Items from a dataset
——————
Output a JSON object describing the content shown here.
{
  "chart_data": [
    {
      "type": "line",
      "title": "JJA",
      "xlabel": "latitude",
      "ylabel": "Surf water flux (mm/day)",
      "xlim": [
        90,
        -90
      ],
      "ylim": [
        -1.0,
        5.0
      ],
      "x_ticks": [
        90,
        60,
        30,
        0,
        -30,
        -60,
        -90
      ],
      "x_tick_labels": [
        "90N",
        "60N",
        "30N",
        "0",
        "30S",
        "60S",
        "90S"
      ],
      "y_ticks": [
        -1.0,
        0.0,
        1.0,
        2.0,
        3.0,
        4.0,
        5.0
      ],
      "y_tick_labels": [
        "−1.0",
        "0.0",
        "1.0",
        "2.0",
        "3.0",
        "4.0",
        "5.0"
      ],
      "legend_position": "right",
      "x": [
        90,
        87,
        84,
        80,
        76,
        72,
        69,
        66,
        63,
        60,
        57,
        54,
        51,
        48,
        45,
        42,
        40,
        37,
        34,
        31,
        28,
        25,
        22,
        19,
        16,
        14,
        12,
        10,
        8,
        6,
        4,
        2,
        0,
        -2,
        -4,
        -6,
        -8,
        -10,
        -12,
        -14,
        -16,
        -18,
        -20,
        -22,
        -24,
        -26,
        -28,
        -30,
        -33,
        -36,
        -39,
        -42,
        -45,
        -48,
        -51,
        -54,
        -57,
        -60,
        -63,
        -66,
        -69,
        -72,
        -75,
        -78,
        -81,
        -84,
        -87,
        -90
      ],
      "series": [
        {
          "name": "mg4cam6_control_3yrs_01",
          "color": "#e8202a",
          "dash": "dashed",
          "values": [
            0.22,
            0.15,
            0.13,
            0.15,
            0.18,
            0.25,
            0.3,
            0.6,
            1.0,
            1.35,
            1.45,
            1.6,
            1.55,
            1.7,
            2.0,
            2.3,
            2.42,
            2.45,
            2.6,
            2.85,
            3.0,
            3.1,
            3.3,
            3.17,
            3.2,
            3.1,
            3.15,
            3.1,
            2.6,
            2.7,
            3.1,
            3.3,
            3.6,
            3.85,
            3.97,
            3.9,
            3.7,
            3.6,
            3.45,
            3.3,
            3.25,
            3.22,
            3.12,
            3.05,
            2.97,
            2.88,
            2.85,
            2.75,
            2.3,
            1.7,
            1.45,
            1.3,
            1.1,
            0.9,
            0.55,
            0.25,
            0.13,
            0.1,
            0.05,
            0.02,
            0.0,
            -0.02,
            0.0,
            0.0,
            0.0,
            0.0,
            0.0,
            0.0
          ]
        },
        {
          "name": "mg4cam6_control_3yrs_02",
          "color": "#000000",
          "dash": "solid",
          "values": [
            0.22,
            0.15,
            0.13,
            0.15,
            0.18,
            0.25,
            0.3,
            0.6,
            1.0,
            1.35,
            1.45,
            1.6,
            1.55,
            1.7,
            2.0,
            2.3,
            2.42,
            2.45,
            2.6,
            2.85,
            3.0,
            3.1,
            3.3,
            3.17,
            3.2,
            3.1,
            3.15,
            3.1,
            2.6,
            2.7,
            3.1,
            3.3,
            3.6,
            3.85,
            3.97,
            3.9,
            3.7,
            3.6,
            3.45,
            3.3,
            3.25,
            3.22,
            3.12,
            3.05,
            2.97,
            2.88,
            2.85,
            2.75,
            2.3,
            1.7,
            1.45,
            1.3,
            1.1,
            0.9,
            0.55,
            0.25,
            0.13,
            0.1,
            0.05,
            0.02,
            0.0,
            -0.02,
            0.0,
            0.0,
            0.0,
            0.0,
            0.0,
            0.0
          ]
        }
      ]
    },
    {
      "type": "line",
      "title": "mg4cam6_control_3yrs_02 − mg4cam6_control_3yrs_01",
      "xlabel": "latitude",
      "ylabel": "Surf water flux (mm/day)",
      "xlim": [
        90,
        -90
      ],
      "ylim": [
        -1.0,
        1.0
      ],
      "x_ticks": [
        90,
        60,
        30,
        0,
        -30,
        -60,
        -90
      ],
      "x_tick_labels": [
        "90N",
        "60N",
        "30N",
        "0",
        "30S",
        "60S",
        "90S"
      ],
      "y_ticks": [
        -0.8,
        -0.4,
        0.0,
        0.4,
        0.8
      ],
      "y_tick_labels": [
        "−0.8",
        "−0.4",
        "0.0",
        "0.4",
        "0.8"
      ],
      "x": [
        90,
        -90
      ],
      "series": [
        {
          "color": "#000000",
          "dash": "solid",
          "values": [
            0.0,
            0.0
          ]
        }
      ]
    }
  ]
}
——————
What the task asks: Please repeat the material above, word for word and in full.

Complete response:
Output a JSON object describing the content shown here.
{
  "chart_data": [
    {
      "type": "line",
      "title": "JJA",
      "xlabel": "latitude",
      "ylabel": "Surf water flux (mm/day)",
      "xlim": [
        90,
        -90
      ],
      "ylim": [
        -1.0,
        5.0
      ],
      "x_ticks": [
        90,
        60,
        30,
        0,
        -30,
        -60,
        -90
      ],
      "x_tick_labels": [
        "90N",
        "60N",
        "30N",
        "0",
        "30S",
        "60S",
        "90S"
      ],
      "y_ticks": [
        -1.0,
        0.0,
        1.0,
        2.0,
        3.0,
        4.0,
        5.0
      ],
      "y_tick_labels": [
        "−1.0",
        "0.0",
        "1.0",
        "2.0",
        "3.0",
        "4.0",
        "5.0"
      ],
      "legend_position": "right",
      "x": [
        90,
        87,
        84,
        80,
        76,
        72,
        69,
        66,
        63,
        60,
        57,
        54,
        51,
        48,
        45,
        42,
        40,
        37,
        34,
        31,
        28,
        25,
        22,
        19,
        16,
        14,
        12,
        10,
        8,
        6,
        4,
        2,
        0,
        -2,
        -4,
        -6,
        -8,
        -10,
        -12,
        -14,
        -16,
        -18,
        -20,
        -22,
        -24,
        -26,
        -28,
        -30,
        -33,
        -36,
        -39,
        -42,
        -45,
        -48,
        -51,
        -54,
        -57,
        -60,
        -63,
        -66,
        -69,
        -72,
        -75,
        -78,
        -81,
        -84,
        -87,
        -90
      ],
      "series": [
        {
          "name": "mg4cam6_control_3yrs_01",
          "color": "#e8202a",
          "dash": "dashed",
          "values": [
            0.22,
            0.15,
            0.13,
            0.15,
            0.18,
            0.25,
            0.3,
            0.6,
            1.0,
            1.35,
            1.45,
            1.6,
            1.55,
            1.7,
            2.0,
            2.3,
            2.42,
            2.45,
            2.6,
            2.85,
            3.0,
            3.1,
            3.3,
            3.17,
            3.2,
            3.1,
            3.15,
            3.1,
            2.6,
            2.7,
            3.1,
            3.3,
            3.6,
            3.85,
            3.97,
            3.9,
            3.7,
            3.6,
            3.45,
            3.3,
            3.25,
            3.22,
            3.12,
            3.05,
            2.97,
            2.88,
            2.85,
            2.75,
            2.3,
            1.7,
            1.45,
            1.3,
            1.1,
            0.9,
            0.55,
            0.25,
            0.13,
            0.1,
            0.05,
            0.02,
            0.0,
            -0.02,
            0.0,
            0.0,
            0.0,
            0.0,
            0.0,
            0.0
          ]
        },
        {
          "name": "mg4cam6_control_3yrs_02",
          "color": "#000000",
          "dash": "solid",
          "values": [
            0.22,
            0.15,
            0.13,
            0.15,
            0.18,
            0.25,
            0.3,
            0.6,
            1.0,
            1.35,
            1.45,
            1.6,
            1.55,
            1.7,
            2.0,
            2.3,
            2.42,
            2.45,
            2.6,
            2.85,
            3.0,
            3.1,
            3.3,
            3.17,
            3.2,
            3.1,
            3.15,
            3.1,
            2.6,
            2.7,
            3.1,
            3.3,
            3.6,
            3.85,
            3.97,
            3.9,
            3.7,
            3.6,
            3.45,
            3.3,
            3.25,
            3.22,
            3.12,
            3.05,
            2.97,
            2.88,
            2.85,
            2.75,
            2.3,
            1.7,
            1.45,
            1.3,
            1.1,
            0.9,
            0.55,
            0.25,
            0.13,
            0.1,
            0.05,
            0.02,
            0.0,
            -0.02,
            0.0,
            0.0,
            0.0,
            0.0,
            0.0,
            0.0
          ]
        }
      ]
    },
    {
      "type": "line",
      "title": "mg4cam6_control_3yrs_02 − mg4cam6_control_3yrs_01",
      "xlabel": "latitude",
      "ylabel": "Surf water flux (mm/day)",
      "xlim": [
        90,
        -90
      ],
      "ylim": [
        -1.0,
        1.0
      ],
      "x_ticks": [
        90,
        60,
        30,
        0,
        -30,
        -60,
        -90
      ],
      "x_tick_labels": [
        "90N",
        "60N",
        "30N",
        "0",
        "30S",
        "60S",
        "90S"
      ],
      "y_ticks": [
        -0.8,
        -0.4,
        0.0,
        0.4,
        0.8
      ],
      "y_tick_labels": [
        "−0.8",
        "−0.4",
        "0.0",
        "0.4",
        "0.8"
      ],
      "x": [
        90,
        -90
      ],
      "series": [
        {
          "color": "#000000",
          "dash": "solid",
          "values": [
            0.0,
            0.0
          ]
        }
      ]
    }
  ]
}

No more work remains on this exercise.